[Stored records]
╔══
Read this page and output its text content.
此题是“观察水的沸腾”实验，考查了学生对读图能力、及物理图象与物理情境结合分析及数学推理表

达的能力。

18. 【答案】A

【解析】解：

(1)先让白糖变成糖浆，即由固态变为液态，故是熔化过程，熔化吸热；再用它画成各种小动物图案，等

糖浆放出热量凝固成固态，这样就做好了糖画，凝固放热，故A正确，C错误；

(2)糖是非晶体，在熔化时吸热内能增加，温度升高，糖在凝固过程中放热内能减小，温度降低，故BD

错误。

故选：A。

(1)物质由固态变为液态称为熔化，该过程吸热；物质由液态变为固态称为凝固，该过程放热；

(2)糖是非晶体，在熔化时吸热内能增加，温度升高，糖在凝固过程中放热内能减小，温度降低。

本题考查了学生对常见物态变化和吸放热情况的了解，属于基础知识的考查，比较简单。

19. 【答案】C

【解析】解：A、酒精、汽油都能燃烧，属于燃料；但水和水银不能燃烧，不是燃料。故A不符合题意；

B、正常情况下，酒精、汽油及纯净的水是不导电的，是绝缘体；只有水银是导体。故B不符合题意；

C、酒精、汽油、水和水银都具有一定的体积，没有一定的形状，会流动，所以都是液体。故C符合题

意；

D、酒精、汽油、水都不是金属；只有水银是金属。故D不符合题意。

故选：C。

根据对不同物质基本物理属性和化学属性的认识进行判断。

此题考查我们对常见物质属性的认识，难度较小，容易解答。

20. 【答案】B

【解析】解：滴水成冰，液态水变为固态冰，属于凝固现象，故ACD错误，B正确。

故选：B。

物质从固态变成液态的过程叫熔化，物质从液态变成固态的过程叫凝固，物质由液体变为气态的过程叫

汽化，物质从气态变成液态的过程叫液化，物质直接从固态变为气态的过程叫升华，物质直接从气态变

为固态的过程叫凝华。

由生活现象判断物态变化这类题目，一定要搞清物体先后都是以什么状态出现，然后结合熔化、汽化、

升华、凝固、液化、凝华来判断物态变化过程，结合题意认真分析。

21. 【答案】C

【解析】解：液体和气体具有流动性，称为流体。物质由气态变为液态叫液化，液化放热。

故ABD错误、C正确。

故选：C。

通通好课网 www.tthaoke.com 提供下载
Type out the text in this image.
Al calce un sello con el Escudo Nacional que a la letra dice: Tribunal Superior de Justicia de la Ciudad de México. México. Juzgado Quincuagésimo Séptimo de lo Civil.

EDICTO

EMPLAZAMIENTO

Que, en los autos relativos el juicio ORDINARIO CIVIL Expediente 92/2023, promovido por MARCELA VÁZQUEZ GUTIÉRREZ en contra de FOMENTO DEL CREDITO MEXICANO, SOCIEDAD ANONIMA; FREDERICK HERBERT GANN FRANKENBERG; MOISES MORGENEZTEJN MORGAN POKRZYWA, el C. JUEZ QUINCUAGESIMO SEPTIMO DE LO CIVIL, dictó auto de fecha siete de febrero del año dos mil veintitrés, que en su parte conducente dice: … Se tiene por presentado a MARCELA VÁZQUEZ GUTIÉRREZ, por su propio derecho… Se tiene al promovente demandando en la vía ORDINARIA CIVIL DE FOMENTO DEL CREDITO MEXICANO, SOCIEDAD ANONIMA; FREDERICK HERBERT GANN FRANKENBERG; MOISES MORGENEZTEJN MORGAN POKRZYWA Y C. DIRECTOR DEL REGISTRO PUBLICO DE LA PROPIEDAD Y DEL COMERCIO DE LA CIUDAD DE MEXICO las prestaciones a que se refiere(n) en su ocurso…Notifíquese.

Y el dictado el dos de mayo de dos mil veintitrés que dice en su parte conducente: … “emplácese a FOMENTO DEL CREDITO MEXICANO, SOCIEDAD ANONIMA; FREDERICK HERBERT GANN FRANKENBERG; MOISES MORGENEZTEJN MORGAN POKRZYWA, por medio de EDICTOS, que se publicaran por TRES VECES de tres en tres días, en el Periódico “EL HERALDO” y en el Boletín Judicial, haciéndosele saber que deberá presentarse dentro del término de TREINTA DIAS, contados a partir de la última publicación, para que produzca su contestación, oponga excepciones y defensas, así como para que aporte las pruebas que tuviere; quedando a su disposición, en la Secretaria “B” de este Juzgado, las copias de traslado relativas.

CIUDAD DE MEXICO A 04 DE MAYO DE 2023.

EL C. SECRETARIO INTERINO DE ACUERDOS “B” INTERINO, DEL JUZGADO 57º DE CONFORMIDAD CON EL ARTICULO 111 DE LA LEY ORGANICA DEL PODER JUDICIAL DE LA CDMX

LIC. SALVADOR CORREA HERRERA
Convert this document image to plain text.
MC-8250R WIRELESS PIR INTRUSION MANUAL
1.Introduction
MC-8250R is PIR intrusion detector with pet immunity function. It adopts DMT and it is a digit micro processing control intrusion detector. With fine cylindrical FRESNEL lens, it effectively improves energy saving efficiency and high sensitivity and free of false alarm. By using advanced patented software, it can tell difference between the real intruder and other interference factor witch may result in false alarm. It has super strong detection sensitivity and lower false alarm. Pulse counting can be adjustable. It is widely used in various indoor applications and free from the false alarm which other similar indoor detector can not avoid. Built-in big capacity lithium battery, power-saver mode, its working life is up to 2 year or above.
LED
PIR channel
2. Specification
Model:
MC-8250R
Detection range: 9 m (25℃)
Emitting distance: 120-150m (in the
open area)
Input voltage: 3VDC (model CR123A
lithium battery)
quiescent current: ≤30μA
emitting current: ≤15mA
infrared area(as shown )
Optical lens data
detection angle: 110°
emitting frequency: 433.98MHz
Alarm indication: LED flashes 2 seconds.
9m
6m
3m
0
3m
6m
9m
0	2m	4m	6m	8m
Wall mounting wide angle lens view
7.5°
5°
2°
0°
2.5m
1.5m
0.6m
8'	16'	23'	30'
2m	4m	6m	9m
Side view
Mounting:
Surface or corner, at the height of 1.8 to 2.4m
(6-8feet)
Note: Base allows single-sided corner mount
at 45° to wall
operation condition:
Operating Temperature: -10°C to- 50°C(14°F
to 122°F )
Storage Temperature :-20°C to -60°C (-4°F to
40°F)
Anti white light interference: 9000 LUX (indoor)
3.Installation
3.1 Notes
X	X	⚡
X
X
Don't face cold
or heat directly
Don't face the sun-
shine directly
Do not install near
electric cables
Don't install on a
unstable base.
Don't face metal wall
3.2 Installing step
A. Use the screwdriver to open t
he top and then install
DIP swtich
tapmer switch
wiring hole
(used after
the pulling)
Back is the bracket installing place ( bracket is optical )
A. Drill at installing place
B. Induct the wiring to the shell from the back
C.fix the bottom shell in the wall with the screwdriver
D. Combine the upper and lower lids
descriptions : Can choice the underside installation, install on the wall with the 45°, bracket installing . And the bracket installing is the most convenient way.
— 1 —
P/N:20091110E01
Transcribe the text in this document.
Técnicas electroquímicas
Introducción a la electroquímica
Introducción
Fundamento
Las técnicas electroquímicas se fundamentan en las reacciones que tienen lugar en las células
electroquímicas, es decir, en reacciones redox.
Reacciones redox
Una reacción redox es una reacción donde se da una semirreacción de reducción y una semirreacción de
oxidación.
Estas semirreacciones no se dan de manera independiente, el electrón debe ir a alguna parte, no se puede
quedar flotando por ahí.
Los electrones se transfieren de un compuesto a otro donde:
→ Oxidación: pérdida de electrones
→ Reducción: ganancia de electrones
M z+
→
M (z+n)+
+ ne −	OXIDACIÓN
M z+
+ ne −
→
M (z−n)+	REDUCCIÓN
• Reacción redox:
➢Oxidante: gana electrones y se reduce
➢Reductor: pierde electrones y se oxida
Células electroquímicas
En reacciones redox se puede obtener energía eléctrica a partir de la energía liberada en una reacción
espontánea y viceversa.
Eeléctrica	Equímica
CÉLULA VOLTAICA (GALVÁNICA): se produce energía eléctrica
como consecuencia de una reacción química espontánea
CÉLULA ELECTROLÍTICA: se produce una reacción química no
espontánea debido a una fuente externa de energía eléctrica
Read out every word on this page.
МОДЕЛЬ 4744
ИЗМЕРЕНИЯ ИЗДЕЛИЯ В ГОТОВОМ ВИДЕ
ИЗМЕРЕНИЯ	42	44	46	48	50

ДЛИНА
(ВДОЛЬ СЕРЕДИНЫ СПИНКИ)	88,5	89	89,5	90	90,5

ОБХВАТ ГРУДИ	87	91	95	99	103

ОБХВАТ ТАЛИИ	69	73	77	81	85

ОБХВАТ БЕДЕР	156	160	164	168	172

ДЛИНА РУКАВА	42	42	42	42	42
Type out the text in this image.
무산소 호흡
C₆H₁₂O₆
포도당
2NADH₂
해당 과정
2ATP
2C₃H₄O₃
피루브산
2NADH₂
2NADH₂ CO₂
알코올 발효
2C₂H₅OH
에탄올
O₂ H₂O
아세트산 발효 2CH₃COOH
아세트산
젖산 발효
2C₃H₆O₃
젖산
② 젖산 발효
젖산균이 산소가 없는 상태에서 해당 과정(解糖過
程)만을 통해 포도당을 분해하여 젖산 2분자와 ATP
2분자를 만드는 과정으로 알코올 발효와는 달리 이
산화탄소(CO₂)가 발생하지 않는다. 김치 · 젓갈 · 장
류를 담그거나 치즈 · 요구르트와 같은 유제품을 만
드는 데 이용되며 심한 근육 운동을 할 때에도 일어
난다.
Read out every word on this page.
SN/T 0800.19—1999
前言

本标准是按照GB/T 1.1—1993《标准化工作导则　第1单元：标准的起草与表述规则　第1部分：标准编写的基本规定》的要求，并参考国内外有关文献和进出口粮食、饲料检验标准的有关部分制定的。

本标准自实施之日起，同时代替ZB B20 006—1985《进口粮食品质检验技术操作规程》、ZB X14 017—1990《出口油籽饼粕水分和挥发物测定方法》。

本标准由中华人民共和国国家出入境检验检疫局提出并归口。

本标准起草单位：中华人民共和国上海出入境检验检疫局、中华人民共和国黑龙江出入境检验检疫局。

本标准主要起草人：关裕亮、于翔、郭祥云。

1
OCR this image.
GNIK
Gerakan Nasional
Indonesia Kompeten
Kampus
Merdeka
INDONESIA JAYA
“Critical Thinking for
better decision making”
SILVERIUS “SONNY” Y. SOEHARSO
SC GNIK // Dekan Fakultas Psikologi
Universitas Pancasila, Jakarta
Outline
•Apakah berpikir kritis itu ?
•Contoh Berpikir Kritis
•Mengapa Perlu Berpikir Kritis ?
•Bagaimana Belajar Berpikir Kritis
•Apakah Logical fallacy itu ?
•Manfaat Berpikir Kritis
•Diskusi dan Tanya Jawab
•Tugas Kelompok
╚══
▸ **GOAL**
Select and copy every line of the listing with the word "puede".

▸ **TASK SOLUTION**
Estas semirreacciones no se dan de manera independiente, el electrón debe ir a alguna parte, no se puede
En reacciones redox se puede obtener energía eléctrica a partir de la energía liberada en una reacción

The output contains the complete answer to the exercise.